*Exercise prompt*
What follows is a set of records; restate each one word for word and drop the pictures.

*Listing*

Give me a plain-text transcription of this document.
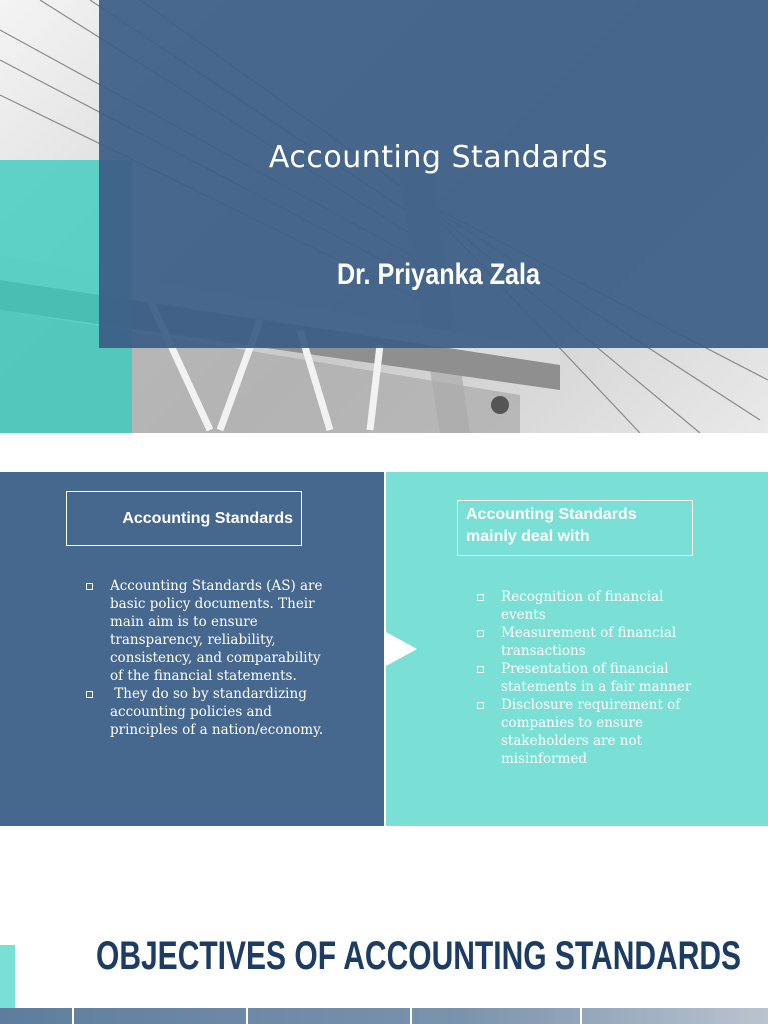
Accounting Standards
Dr. Priyanka Zala
Accounting Standards	Accounting Standards mainly deal with
Accounting Standards (AS) are basic policy documents. Their main aim is to ensure transparency, reliability, consistency, and comparability of the financial statements.
They do so by standardizing accounting policies and principles of a nation/economy.
Recognition of financial events
Measurement of financial transactions
Presentation of financial statements in a fair manner
Disclosure requirement of companies to ensure stakeholders are not misinformed
OBJECTIVES OF ACCOUNTING STANDARDS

*Task output*
Give me a plain-text transcription of this document.
Accounting Standards
Dr. Priyanka Zala
Accounting Standards	Accounting Standards mainly deal with
Accounting Standards (AS) are basic policy documents. Their main aim is to ensure transparency, reliability, consistency, and comparability of the financial statements.
They do so by standardizing accounting policies and principles of a nation/economy.
Recognition of financial events
Measurement of financial transactions
Presentation of financial statements in a fair manner
Disclosure requirement of companies to ensure stakeholders are not misinformed
OBJECTIVES OF ACCOUNTING STANDARDS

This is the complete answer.